___ Recorded information ___

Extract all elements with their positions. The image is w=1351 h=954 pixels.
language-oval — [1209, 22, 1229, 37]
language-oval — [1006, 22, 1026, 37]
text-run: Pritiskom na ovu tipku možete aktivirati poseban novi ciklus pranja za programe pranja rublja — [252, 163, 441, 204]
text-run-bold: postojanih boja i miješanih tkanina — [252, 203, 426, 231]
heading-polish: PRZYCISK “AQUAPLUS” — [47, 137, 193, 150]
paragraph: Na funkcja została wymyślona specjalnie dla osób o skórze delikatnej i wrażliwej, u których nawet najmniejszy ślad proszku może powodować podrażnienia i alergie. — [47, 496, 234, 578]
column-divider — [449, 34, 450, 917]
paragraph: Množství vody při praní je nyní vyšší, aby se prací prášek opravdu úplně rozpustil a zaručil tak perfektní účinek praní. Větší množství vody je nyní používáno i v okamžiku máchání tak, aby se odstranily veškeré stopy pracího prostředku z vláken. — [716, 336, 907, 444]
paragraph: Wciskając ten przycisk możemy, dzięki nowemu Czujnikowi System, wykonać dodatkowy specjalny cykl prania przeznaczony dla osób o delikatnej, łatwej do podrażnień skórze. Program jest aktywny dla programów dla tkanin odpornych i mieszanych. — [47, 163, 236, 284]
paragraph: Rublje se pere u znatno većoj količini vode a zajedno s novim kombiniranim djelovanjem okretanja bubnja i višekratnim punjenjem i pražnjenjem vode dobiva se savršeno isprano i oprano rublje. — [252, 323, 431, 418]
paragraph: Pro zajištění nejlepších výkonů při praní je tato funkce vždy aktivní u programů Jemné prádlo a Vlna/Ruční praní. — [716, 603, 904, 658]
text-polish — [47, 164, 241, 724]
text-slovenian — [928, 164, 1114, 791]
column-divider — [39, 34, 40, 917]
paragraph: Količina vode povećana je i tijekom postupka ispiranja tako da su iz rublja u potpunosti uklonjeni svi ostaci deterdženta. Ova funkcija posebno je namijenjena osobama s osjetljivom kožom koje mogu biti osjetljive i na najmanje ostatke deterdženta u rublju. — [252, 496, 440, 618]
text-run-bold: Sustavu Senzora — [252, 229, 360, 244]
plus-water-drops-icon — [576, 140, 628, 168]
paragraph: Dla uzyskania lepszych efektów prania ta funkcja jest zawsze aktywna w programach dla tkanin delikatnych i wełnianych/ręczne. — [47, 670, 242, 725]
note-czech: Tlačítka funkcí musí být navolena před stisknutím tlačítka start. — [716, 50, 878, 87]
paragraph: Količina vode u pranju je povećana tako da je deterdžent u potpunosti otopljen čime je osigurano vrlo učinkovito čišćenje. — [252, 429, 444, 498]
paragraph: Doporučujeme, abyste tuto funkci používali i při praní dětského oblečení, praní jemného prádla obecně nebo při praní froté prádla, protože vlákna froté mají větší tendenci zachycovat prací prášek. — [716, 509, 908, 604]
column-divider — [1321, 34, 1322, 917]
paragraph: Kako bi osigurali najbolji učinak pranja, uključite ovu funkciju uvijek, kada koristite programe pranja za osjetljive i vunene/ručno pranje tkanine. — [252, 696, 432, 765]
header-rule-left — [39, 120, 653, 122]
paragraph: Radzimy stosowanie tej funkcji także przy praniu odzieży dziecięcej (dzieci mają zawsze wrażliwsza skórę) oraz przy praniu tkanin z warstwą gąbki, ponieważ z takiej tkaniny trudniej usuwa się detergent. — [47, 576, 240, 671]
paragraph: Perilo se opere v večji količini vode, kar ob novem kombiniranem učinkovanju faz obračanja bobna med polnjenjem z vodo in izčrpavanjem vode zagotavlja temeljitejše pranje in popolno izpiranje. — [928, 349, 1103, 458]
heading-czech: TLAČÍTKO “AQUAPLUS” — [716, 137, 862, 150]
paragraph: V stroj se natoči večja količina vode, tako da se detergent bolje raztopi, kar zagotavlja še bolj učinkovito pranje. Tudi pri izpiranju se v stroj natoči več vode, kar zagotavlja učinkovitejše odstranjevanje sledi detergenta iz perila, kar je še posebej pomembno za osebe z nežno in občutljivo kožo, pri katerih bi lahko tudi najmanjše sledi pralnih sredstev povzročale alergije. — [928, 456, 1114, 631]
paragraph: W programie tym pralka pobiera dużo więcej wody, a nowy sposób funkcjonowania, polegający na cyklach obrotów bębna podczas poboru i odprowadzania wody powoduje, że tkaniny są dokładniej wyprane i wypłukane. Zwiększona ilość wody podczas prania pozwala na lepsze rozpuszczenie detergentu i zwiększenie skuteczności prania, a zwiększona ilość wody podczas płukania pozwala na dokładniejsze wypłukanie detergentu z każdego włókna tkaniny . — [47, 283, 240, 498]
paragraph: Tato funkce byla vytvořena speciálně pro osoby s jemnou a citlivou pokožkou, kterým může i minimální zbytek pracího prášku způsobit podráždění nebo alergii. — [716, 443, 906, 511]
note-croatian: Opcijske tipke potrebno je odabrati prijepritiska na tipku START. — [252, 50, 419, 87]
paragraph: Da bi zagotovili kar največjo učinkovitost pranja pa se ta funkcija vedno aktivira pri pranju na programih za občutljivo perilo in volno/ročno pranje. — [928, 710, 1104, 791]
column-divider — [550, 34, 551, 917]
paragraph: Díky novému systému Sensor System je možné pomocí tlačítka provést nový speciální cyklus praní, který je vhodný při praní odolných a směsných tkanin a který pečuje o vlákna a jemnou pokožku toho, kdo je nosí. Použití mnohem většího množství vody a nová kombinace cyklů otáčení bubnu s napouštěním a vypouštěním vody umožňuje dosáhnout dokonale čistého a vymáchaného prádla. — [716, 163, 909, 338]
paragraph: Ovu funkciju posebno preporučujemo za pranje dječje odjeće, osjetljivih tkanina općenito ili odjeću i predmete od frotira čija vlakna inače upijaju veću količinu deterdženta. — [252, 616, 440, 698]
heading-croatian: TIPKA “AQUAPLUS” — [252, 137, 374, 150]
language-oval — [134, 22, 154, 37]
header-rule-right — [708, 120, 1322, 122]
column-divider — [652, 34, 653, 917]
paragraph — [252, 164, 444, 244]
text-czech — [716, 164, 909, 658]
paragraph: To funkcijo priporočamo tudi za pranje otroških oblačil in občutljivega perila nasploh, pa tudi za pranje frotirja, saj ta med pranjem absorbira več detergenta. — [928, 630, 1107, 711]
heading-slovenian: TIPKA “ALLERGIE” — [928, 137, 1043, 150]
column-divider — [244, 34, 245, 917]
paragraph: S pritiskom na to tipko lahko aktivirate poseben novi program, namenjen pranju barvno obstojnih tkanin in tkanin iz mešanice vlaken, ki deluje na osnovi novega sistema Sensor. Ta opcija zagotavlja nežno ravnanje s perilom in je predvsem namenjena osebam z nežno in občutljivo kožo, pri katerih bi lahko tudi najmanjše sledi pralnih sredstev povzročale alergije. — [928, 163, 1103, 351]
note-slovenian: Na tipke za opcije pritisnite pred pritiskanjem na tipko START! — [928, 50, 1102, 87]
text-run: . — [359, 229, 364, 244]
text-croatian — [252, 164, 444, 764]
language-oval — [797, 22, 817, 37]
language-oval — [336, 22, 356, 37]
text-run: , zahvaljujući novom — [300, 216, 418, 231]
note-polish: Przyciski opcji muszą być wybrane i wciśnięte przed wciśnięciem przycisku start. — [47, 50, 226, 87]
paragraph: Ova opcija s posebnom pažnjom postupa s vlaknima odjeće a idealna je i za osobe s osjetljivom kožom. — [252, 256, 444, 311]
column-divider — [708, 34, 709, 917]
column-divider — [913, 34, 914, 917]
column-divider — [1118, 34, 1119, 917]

___

The task =>
Reproduce the lines above word for word, beginning with the first line of the text and ending with the line containing "paragraph: Na funkcja", both included.

Output below =>
Extract all elements with their positions. The image is w=1351 h=954 pixels.
language-oval — [1209, 22, 1229, 37]
language-oval — [1006, 22, 1026, 37]
text-run: Pritiskom na ovu tipku možete aktivirati poseban novi ciklus pranja za programe pranja rublja — [252, 163, 441, 204]
text-run-bold: postojanih boja i miješanih tkanina — [252, 203, 426, 231]
heading-polish: PRZYCISK “AQUAPLUS” — [47, 137, 193, 150]
paragraph: Na funkcja została wymyślona specjalnie dla osób o skórze delikatnej i wrażliwej, u których nawet najmniejszy ślad proszku może powodować podrażnienia i alergie. — [47, 496, 234, 578]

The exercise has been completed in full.